+++ DATASET +++
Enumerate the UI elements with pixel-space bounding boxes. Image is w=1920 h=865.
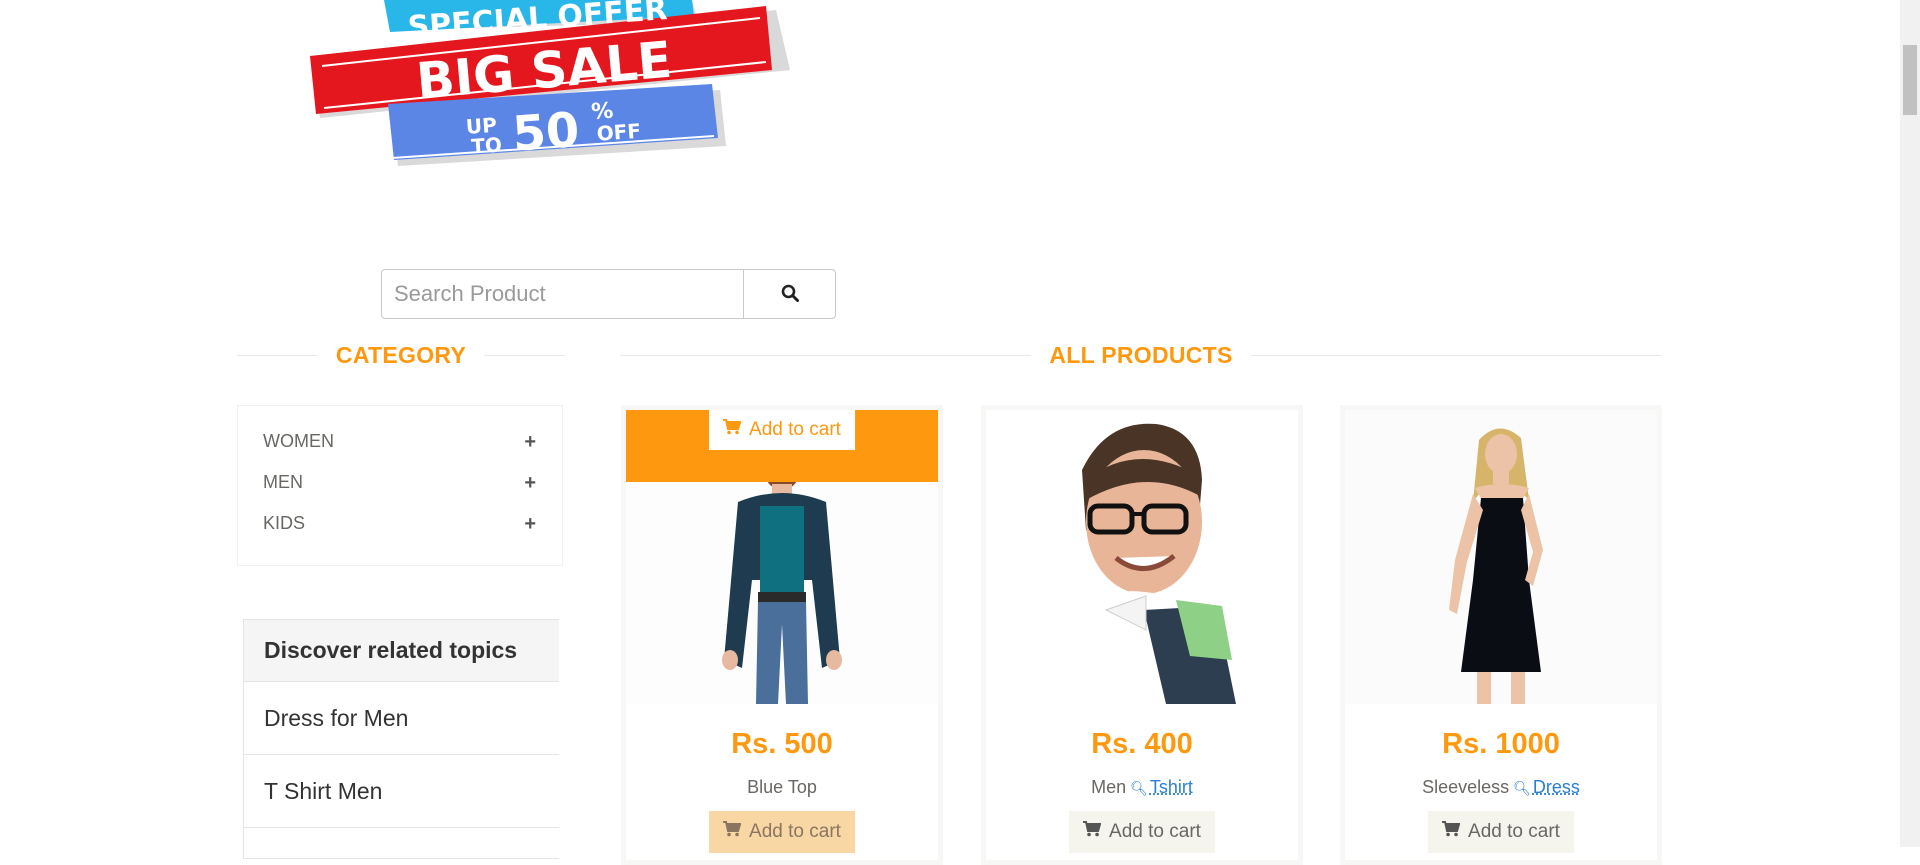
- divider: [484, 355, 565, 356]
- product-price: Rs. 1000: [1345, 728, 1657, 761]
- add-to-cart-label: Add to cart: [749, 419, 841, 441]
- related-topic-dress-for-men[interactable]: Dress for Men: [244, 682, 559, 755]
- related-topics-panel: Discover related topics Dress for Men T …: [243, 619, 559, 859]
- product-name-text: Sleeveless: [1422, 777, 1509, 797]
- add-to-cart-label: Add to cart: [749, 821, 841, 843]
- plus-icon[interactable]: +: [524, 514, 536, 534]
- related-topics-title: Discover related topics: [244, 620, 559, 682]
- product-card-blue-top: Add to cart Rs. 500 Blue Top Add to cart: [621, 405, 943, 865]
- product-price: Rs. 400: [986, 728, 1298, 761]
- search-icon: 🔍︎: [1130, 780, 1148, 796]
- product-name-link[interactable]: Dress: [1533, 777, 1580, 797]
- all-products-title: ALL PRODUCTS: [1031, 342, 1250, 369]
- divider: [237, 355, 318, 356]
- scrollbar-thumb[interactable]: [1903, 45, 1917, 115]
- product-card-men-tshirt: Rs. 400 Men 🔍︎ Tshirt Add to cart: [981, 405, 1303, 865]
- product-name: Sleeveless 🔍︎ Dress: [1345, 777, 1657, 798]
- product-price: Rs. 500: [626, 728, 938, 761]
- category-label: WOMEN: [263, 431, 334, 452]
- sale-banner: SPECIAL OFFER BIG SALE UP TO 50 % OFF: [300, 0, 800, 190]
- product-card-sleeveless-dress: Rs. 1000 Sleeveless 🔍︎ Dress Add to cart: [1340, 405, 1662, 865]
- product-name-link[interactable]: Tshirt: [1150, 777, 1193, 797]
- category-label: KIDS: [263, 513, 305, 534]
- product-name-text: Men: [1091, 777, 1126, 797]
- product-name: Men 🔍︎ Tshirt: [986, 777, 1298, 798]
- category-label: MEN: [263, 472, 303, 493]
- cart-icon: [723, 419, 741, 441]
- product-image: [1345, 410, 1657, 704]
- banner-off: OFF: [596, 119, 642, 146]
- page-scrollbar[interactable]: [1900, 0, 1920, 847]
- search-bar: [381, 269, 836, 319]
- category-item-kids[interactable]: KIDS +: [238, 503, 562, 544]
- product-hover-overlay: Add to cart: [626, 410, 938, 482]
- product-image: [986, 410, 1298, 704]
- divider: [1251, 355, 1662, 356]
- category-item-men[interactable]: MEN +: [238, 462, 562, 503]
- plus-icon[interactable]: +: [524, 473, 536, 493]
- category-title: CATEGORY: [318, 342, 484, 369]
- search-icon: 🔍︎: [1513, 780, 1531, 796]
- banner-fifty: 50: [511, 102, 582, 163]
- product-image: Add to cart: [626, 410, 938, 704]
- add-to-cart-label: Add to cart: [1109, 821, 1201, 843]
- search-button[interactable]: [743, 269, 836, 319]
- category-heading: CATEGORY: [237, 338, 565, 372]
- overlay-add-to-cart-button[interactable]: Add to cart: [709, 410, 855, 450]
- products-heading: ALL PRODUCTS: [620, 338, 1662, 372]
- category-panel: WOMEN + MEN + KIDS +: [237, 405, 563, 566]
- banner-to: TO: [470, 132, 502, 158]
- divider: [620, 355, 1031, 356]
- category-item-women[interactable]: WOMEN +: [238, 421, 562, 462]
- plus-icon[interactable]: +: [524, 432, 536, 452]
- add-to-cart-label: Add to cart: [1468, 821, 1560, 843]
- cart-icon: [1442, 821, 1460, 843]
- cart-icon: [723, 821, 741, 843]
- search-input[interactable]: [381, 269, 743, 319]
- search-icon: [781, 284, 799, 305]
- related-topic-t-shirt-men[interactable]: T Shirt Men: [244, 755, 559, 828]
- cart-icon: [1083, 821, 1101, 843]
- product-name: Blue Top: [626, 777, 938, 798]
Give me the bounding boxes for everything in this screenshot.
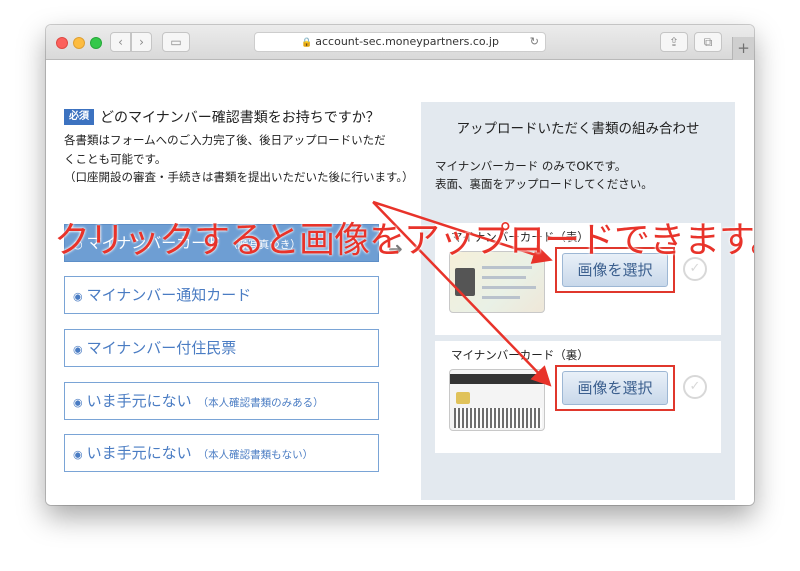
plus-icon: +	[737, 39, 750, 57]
+++
### REQUIREMENT
Copy all of the records above line for line, without changing anything, and leave out the pictures.

### RESULT OF THIS EXERCISE
Enumerate the UI elements with pixel-space bounding boxes. Image is w=1920 h=865.
- divider: [484, 355, 565, 356]
- product-price: Rs. 1000: [1345, 728, 1657, 761]
- add-to-cart-label: Add to cart: [749, 419, 841, 441]
- related-topic-dress-for-men[interactable]: Dress for Men: [244, 682, 559, 755]
- related-topics-panel: Discover related topics Dress for Men T …: [243, 619, 559, 859]
- product-name-text: Sleeveless: [1422, 777, 1509, 797]
- add-to-cart-label: Add to cart: [749, 821, 841, 843]
- plus-icon[interactable]: +: [524, 514, 536, 534]
- related-topics-title: Discover related topics: [244, 620, 559, 682]
- product-card-blue-top: Add to cart Rs. 500 Blue Top Add to cart: [621, 405, 943, 865]
- product-price: Rs. 400: [986, 728, 1298, 761]
- search-icon: 🔍︎: [1130, 780, 1148, 796]
- product-name-link[interactable]: Dress: [1533, 777, 1580, 797]
- all-products-title: ALL PRODUCTS: [1031, 342, 1250, 369]
- divider: [237, 355, 318, 356]
- scrollbar-thumb[interactable]: [1903, 45, 1917, 115]
- product-card-men-tshirt: Rs. 400 Men 🔍︎ Tshirt Add to cart: [981, 405, 1303, 865]
- product-name: Sleeveless 🔍︎ Dress: [1345, 777, 1657, 798]
- product-price: Rs. 500: [626, 728, 938, 761]
- category-label: WOMEN: [263, 431, 334, 452]
- sale-banner: SPECIAL OFFER BIG SALE UP TO 50 % OFF: [300, 0, 800, 190]
- product-card-sleeveless-dress: Rs. 1000 Sleeveless 🔍︎ Dress Add to cart: [1340, 405, 1662, 865]
- product-name-link[interactable]: Tshirt: [1150, 777, 1193, 797]
- category-label: KIDS: [263, 513, 305, 534]
- product-name-text: Men: [1091, 777, 1126, 797]
- product-name: Men 🔍︎ Tshirt: [986, 777, 1298, 798]
- category-label: MEN: [263, 472, 303, 493]
- cart-icon: [723, 419, 741, 441]
- product-image: [1345, 410, 1657, 704]
- banner-off: OFF: [596, 119, 642, 146]
- page-scrollbar[interactable]: [1900, 0, 1920, 847]
- search-bar: [381, 269, 836, 319]
- category-item-kids[interactable]: KIDS +: [238, 503, 562, 544]
- product-hover-overlay: Add to cart: [626, 410, 938, 482]
- product-image: [986, 410, 1298, 704]
- divider: [1251, 355, 1662, 356]
- category-item-men[interactable]: MEN +: [238, 462, 562, 503]
- plus-icon[interactable]: +: [524, 473, 536, 493]
- category-title: CATEGORY: [318, 342, 484, 369]
- search-icon: 🔍︎: [1513, 780, 1531, 796]
- banner-fifty: 50: [511, 102, 582, 163]
- product-image: Add to cart: [626, 410, 938, 704]
- add-to-cart-label: Add to cart: [1109, 821, 1201, 843]
- search-button[interactable]: [743, 269, 836, 319]
- category-heading: CATEGORY: [237, 338, 565, 372]
- overlay-add-to-cart-button[interactable]: Add to cart: [709, 410, 855, 450]
- products-heading: ALL PRODUCTS: [620, 338, 1662, 372]
- category-panel: WOMEN + MEN + KIDS +: [237, 405, 563, 566]
- banner-to: TO: [470, 132, 502, 158]
- divider: [620, 355, 1031, 356]
- category-item-women[interactable]: WOMEN +: [238, 421, 562, 462]
- plus-icon[interactable]: +: [524, 432, 536, 452]
- add-to-cart-label: Add to cart: [1468, 821, 1560, 843]
- cart-icon: [1442, 821, 1460, 843]
- cart-icon: [723, 821, 741, 843]
- search-input[interactable]: [381, 269, 743, 319]
- search-icon: [781, 284, 799, 305]
- related-topic-t-shirt-men[interactable]: T Shirt Men: [244, 755, 559, 828]
- cart-icon: [1083, 821, 1101, 843]
- product-name: Blue Top: [626, 777, 938, 798]
Give me the bounding boxes for everything in this screenshot.
plus-icon: +	[737, 39, 750, 57]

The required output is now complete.